WRITTEN REQUEST>
Return the material word for word. Do not include the pictures.

>> BEGIN

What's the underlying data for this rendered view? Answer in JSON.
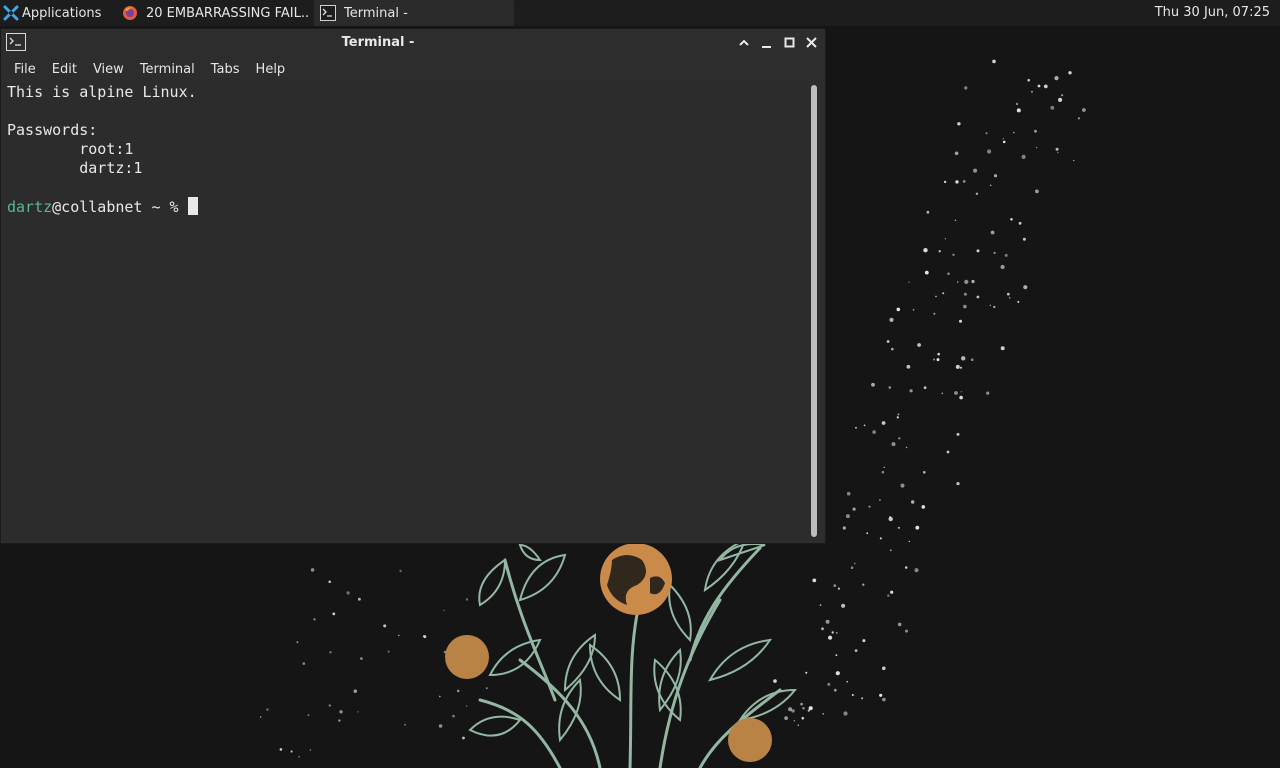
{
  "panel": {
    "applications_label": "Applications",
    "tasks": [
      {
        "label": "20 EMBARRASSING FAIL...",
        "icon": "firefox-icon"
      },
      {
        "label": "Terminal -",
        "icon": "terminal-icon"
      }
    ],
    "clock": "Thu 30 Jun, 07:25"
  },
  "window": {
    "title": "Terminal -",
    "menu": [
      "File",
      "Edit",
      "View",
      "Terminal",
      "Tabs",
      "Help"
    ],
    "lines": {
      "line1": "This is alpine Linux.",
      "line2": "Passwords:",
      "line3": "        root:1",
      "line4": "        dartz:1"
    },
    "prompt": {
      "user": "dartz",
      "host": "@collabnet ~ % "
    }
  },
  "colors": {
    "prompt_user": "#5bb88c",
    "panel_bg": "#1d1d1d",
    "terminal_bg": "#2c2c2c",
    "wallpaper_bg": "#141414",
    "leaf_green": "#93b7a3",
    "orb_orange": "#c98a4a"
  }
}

>> END

WRITTEN RESPONSE>
What's the underlying data for this rendered view? Answer in JSON.
{
  "panel": {
    "applications_label": "Applications",
    "tasks": [
      {
        "label": "20 EMBARRASSING FAIL...",
        "icon": "firefox-icon"
      },
      {
        "label": "Terminal -",
        "icon": "terminal-icon"
      }
    ],
    "clock": "Thu 30 Jun, 07:25"
  },
  "window": {
    "title": "Terminal -",
    "menu": [
      "File",
      "Edit",
      "View",
      "Terminal",
      "Tabs",
      "Help"
    ],
    "lines": {
      "line1": "This is alpine Linux.",
      "line2": "Passwords:",
      "line3": "        root:1",
      "line4": "        dartz:1"
    },
    "prompt": {
      "user": "dartz",
      "host": "@collabnet ~ % "
    }
  },
  "colors": {
    "prompt_user": "#5bb88c",
    "panel_bg": "#1d1d1d",
    "terminal_bg": "#2c2c2c",
    "wallpaper_bg": "#141414",
    "leaf_green": "#93b7a3",
    "orb_orange": "#c98a4a"
  }
}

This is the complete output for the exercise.